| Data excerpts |
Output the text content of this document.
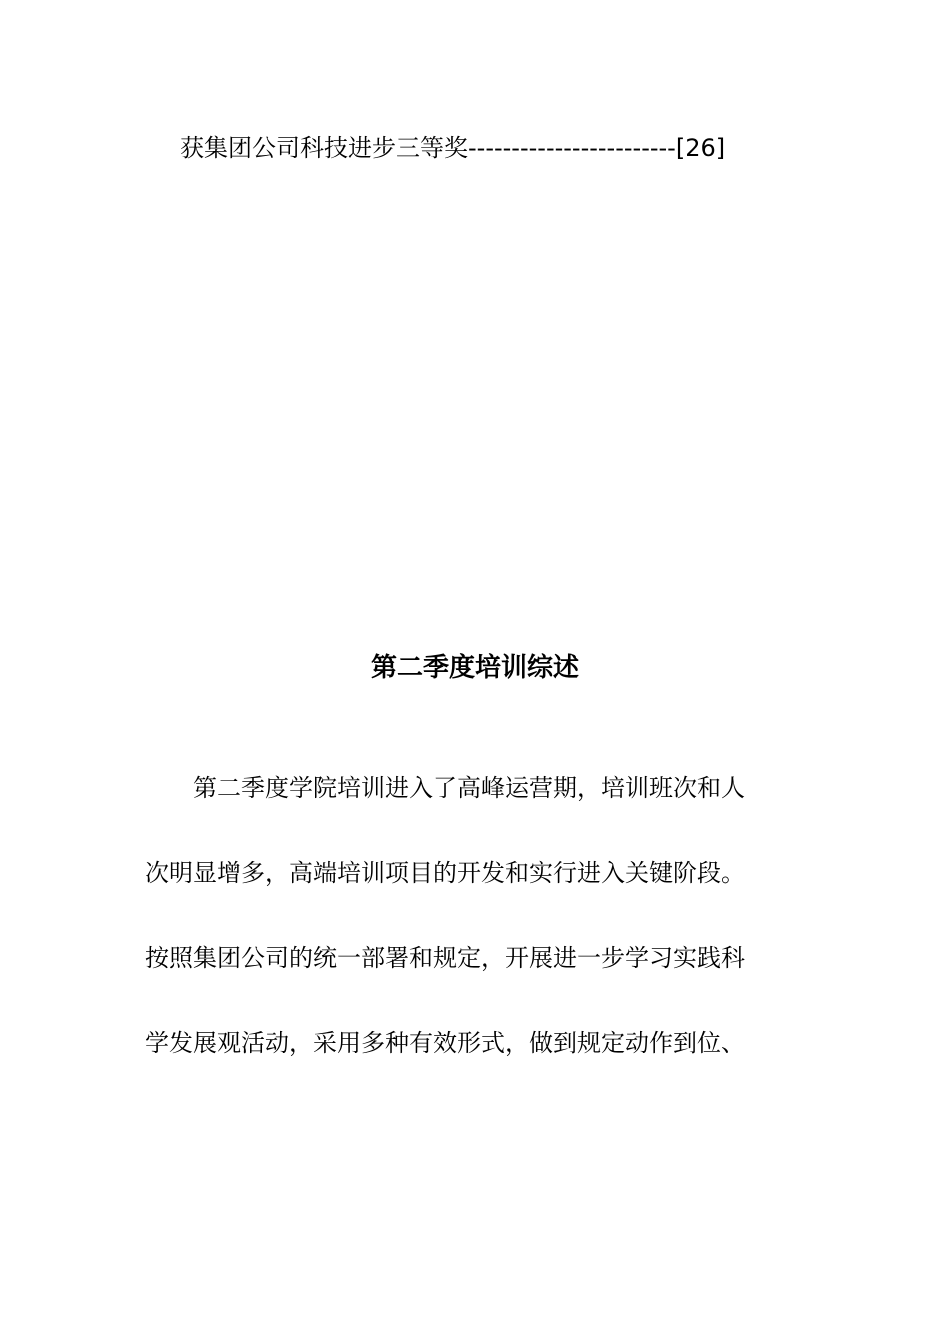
获集团公司科技进步三等奖------------------------[26]
第二季度培训综述
第二季度学院培训进入了高峰运营期，培训班次和人
次明显增多，高端培训项目的开发和实行进入关键阶段。
按照集团公司的统一部署和规定，开展进一步学习实践科
学发展观活动，采用多种有效形式，做到规定动作到位、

| EXERCISE DIRECTIONS |
Retype every entry verbatim and exclude the pictures from the copy.

| EXERCISE OUTPUT |
Output the text content of this document.
获集团公司科技进步三等奖------------------------[26]
第二季度培训综述
第二季度学院培训进入了高峰运营期，培训班次和人
次明显增多，高端培训项目的开发和实行进入关键阶段。
按照集团公司的统一部署和规定，开展进一步学习实践科
学发展观活动，采用多种有效形式，做到规定动作到位、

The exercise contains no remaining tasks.